* **RECORDS FOR THE TASK**
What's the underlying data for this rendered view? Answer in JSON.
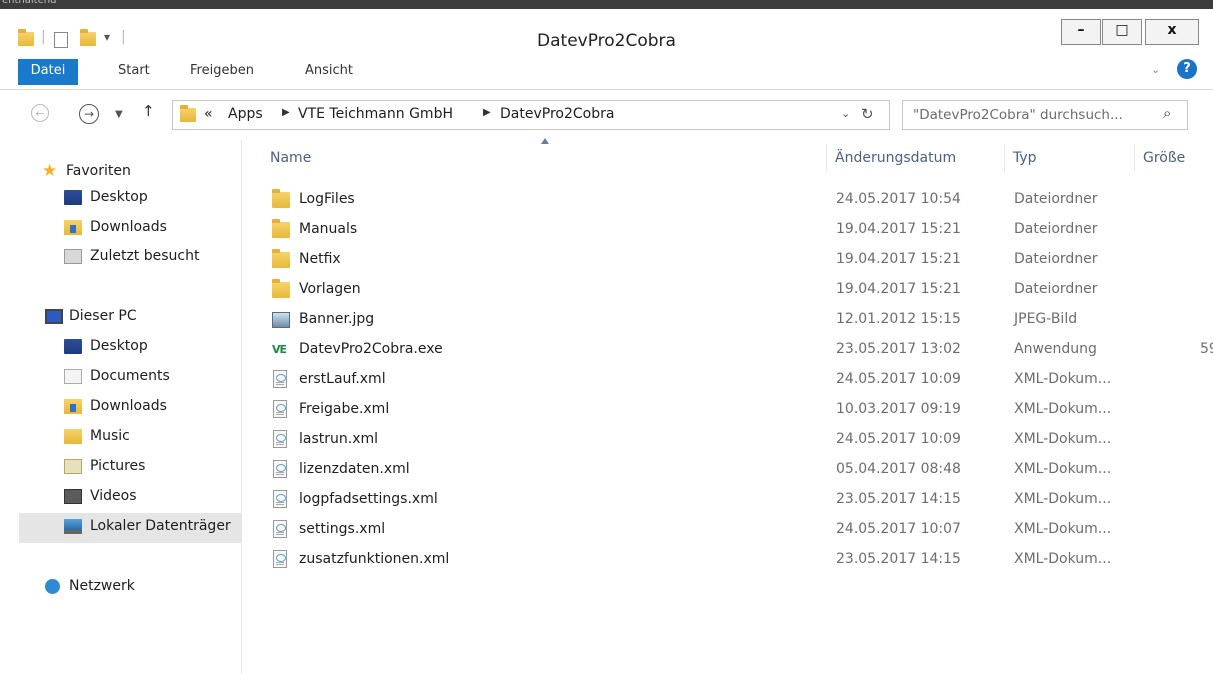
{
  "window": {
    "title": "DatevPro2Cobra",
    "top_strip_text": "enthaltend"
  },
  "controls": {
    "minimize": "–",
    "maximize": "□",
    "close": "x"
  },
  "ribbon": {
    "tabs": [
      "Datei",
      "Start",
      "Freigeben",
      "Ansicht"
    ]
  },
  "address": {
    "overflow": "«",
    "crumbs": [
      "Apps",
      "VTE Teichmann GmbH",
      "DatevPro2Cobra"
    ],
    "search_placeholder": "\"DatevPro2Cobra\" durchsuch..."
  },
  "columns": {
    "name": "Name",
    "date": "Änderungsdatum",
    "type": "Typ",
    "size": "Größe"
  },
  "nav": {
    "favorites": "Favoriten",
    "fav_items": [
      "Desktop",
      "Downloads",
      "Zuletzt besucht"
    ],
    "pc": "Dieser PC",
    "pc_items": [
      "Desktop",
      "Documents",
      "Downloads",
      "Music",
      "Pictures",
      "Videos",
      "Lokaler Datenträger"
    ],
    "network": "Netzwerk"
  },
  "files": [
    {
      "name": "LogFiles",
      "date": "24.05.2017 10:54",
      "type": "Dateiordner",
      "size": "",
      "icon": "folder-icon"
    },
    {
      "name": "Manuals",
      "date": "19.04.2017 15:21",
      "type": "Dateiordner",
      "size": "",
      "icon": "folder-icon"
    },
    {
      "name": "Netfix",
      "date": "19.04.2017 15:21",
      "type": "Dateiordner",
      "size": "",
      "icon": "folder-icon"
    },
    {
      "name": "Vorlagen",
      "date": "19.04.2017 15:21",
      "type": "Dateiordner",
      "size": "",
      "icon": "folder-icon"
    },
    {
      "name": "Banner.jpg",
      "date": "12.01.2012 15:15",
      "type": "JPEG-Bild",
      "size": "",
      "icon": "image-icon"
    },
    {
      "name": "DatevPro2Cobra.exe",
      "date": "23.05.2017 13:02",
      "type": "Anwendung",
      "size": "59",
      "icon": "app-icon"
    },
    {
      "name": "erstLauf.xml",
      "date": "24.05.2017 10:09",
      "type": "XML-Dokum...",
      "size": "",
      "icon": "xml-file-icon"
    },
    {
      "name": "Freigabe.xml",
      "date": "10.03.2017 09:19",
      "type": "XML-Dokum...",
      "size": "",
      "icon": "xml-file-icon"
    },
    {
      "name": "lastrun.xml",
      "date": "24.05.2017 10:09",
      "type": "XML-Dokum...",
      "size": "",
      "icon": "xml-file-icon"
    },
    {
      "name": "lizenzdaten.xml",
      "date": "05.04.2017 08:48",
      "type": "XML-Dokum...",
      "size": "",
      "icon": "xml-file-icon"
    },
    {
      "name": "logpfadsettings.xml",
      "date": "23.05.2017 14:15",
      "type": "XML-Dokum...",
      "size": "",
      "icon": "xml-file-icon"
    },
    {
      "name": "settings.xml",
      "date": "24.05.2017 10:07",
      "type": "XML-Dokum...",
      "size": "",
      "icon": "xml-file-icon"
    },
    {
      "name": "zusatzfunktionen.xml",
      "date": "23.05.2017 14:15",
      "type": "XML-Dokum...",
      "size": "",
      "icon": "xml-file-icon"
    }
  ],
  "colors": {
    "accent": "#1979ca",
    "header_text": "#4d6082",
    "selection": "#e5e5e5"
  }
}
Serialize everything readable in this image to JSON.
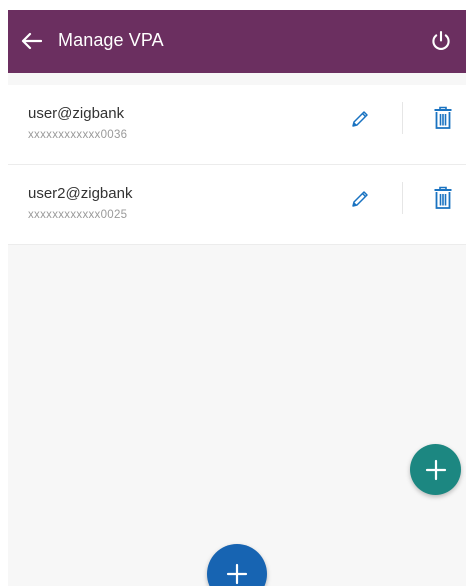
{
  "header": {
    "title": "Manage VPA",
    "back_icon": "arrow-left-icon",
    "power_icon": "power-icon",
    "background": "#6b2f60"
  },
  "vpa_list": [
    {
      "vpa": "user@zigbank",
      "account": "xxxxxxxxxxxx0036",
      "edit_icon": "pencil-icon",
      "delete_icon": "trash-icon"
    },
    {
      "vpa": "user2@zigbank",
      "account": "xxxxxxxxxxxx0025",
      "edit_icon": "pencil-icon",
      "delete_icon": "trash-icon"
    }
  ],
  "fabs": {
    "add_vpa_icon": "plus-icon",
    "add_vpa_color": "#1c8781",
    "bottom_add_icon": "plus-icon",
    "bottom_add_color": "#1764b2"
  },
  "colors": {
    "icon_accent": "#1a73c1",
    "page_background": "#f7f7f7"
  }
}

* **DIRECTIVE**
Everything from the line containing "Serialize everything readable" through the last line of the entries must be repeated verbatim, except pictures.

* **THE SOLUTION**
Serialize everything readable in this image to JSON.
{
  "header": {
    "title": "Manage VPA",
    "back_icon": "arrow-left-icon",
    "power_icon": "power-icon",
    "background": "#6b2f60"
  },
  "vpa_list": [
    {
      "vpa": "user@zigbank",
      "account": "xxxxxxxxxxxx0036",
      "edit_icon": "pencil-icon",
      "delete_icon": "trash-icon"
    },
    {
      "vpa": "user2@zigbank",
      "account": "xxxxxxxxxxxx0025",
      "edit_icon": "pencil-icon",
      "delete_icon": "trash-icon"
    }
  ],
  "fabs": {
    "add_vpa_icon": "plus-icon",
    "add_vpa_color": "#1c8781",
    "bottom_add_icon": "plus-icon",
    "bottom_add_color": "#1764b2"
  },
  "colors": {
    "icon_accent": "#1a73c1",
    "page_background": "#f7f7f7"
  }
}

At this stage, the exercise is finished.